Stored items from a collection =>
start
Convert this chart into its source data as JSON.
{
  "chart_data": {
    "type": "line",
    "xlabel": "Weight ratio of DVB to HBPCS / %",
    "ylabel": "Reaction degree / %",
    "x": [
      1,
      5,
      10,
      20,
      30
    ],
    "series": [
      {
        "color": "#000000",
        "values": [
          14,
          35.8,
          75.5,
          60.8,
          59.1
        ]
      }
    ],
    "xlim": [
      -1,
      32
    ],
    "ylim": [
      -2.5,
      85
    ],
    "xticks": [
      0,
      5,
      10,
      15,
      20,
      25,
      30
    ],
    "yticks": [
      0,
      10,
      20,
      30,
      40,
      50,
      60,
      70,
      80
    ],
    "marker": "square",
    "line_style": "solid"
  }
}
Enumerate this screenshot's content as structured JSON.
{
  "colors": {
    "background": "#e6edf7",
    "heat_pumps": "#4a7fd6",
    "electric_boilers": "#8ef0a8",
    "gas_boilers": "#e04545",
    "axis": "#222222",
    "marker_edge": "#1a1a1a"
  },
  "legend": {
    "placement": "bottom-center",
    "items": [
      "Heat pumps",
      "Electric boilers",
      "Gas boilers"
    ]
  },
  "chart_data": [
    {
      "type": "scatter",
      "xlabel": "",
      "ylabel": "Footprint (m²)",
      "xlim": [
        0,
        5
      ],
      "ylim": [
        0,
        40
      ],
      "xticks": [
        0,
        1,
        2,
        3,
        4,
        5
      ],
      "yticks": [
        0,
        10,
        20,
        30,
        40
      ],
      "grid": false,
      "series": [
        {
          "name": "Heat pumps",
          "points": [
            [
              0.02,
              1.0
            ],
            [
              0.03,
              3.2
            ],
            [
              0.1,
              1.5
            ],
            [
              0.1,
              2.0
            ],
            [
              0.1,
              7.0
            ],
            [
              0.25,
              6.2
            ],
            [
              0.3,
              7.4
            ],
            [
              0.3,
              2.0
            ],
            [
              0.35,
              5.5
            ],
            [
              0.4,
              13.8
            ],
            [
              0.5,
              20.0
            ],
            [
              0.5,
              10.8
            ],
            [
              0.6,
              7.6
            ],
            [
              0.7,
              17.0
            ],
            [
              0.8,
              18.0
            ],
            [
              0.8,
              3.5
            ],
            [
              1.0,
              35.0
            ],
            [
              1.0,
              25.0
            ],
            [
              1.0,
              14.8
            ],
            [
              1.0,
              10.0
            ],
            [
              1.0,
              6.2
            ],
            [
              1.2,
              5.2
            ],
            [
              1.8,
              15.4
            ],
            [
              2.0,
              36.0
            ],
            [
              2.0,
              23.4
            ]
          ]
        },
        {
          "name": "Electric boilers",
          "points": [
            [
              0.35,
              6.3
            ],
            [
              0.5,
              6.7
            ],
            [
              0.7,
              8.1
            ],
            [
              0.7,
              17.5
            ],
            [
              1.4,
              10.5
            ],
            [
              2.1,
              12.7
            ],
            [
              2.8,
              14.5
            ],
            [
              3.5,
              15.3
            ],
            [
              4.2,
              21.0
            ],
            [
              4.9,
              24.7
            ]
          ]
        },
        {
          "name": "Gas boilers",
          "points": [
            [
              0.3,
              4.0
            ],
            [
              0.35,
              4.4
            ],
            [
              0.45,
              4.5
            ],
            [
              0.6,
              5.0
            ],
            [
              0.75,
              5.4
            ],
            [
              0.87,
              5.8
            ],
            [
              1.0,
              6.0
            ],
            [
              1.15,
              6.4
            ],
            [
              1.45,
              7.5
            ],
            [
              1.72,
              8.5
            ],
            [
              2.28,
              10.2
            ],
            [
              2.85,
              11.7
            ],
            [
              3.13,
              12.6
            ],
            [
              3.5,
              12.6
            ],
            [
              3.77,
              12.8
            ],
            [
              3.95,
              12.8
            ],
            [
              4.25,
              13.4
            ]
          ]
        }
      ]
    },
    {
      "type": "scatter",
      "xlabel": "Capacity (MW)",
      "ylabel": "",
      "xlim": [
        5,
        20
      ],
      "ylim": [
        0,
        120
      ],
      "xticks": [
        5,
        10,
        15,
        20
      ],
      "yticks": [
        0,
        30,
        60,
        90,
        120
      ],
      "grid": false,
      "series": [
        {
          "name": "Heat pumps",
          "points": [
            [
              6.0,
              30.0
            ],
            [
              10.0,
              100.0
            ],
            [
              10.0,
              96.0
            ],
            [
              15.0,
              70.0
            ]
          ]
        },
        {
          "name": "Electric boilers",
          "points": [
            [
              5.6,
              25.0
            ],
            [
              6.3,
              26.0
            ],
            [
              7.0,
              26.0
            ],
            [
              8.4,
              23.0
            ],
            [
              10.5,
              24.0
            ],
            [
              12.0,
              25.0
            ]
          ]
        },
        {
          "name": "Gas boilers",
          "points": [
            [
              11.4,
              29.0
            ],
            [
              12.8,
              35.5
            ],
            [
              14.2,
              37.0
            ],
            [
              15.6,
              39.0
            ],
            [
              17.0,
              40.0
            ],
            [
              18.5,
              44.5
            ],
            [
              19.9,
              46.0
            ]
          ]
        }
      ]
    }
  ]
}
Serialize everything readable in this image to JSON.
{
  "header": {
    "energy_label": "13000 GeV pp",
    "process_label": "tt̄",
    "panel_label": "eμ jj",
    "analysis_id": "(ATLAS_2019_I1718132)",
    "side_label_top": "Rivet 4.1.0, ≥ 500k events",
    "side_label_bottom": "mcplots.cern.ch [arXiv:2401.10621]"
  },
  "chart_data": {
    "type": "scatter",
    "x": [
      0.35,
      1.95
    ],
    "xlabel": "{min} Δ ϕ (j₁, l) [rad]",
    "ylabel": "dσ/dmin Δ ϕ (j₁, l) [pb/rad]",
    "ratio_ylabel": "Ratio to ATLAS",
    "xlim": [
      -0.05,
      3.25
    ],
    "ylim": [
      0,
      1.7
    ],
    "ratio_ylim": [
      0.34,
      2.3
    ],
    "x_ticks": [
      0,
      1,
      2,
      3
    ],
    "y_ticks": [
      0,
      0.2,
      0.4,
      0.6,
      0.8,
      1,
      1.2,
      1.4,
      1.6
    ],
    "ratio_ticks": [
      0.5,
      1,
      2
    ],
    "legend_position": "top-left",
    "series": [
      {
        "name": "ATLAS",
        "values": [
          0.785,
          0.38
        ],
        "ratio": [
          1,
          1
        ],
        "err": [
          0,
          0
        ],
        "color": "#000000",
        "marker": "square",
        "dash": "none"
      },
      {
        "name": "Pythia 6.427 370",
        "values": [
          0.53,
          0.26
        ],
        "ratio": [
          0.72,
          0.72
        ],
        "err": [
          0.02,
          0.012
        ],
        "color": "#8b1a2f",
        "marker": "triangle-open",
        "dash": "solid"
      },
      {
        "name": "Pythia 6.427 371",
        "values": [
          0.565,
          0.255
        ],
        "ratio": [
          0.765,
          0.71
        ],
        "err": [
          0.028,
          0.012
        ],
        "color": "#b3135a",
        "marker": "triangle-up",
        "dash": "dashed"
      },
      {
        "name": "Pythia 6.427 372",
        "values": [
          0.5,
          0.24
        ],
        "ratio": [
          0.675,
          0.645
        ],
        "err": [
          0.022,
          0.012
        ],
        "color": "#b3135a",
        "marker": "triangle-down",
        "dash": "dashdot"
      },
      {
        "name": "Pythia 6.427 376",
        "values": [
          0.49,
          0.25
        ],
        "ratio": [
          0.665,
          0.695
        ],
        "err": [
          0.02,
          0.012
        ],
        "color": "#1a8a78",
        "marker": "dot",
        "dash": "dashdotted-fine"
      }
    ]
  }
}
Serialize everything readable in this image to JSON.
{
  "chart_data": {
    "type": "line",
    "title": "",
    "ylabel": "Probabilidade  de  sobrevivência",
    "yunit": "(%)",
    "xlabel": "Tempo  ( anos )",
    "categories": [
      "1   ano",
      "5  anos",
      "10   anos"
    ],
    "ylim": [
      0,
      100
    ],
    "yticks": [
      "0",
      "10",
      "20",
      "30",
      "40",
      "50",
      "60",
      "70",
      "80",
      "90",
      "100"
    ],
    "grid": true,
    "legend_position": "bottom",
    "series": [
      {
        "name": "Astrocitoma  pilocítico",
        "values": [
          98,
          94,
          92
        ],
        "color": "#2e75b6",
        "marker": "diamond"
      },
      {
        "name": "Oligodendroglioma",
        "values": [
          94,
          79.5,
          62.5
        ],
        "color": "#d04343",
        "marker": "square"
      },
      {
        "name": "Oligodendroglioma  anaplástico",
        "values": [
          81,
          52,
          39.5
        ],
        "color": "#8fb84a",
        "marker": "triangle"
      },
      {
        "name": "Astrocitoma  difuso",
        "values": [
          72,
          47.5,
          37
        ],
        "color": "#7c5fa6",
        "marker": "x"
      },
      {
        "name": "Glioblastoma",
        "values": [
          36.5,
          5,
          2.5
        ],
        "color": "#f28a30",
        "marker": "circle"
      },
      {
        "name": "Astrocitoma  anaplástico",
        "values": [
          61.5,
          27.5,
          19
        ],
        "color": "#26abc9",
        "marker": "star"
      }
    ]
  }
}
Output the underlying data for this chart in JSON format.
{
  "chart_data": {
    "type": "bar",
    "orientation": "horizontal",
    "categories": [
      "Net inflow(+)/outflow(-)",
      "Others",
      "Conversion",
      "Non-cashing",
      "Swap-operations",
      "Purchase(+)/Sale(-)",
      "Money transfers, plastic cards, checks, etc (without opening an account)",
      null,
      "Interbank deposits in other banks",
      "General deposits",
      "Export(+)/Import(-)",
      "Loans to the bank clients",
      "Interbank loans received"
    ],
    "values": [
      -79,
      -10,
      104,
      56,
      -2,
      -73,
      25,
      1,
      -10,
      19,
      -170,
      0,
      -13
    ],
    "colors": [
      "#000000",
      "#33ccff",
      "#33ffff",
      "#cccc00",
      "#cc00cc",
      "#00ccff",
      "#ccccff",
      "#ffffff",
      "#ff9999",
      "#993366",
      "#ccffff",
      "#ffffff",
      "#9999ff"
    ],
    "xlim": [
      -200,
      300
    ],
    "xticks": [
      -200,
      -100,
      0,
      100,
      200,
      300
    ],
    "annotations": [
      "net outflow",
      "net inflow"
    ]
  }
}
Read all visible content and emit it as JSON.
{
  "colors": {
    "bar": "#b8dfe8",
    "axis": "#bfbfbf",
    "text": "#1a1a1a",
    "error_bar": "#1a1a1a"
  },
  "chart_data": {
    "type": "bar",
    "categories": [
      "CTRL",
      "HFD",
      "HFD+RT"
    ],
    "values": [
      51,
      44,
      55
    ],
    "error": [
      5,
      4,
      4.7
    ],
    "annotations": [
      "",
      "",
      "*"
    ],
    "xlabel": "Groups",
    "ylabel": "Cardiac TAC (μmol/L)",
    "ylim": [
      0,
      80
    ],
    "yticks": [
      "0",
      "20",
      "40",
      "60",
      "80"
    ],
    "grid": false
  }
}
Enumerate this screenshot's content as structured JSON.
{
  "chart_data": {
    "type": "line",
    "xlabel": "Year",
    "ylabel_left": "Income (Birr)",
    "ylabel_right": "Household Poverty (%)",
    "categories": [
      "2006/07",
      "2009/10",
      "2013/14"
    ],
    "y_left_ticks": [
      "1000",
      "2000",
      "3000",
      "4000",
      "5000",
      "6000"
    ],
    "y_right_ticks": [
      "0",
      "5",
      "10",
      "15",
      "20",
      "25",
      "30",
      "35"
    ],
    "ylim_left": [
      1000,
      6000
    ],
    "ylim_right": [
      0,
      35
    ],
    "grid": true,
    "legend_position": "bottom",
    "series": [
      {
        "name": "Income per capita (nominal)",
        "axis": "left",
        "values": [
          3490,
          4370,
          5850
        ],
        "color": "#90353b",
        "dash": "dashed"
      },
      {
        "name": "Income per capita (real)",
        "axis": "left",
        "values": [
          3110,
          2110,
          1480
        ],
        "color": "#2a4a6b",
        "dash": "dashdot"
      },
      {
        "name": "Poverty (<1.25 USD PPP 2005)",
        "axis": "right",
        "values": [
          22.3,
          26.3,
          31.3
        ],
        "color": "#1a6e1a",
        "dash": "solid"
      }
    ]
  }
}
end
WHAT THE TASK REQUIRES =>
Find the lines above that contain the word "axis" and collect them.

WRITTEN SOLUTION =>
    "axis": "#222222",
    "axis": "#bfbfbf",
        "axis": "left",
        "axis": "left",
        "axis": "right",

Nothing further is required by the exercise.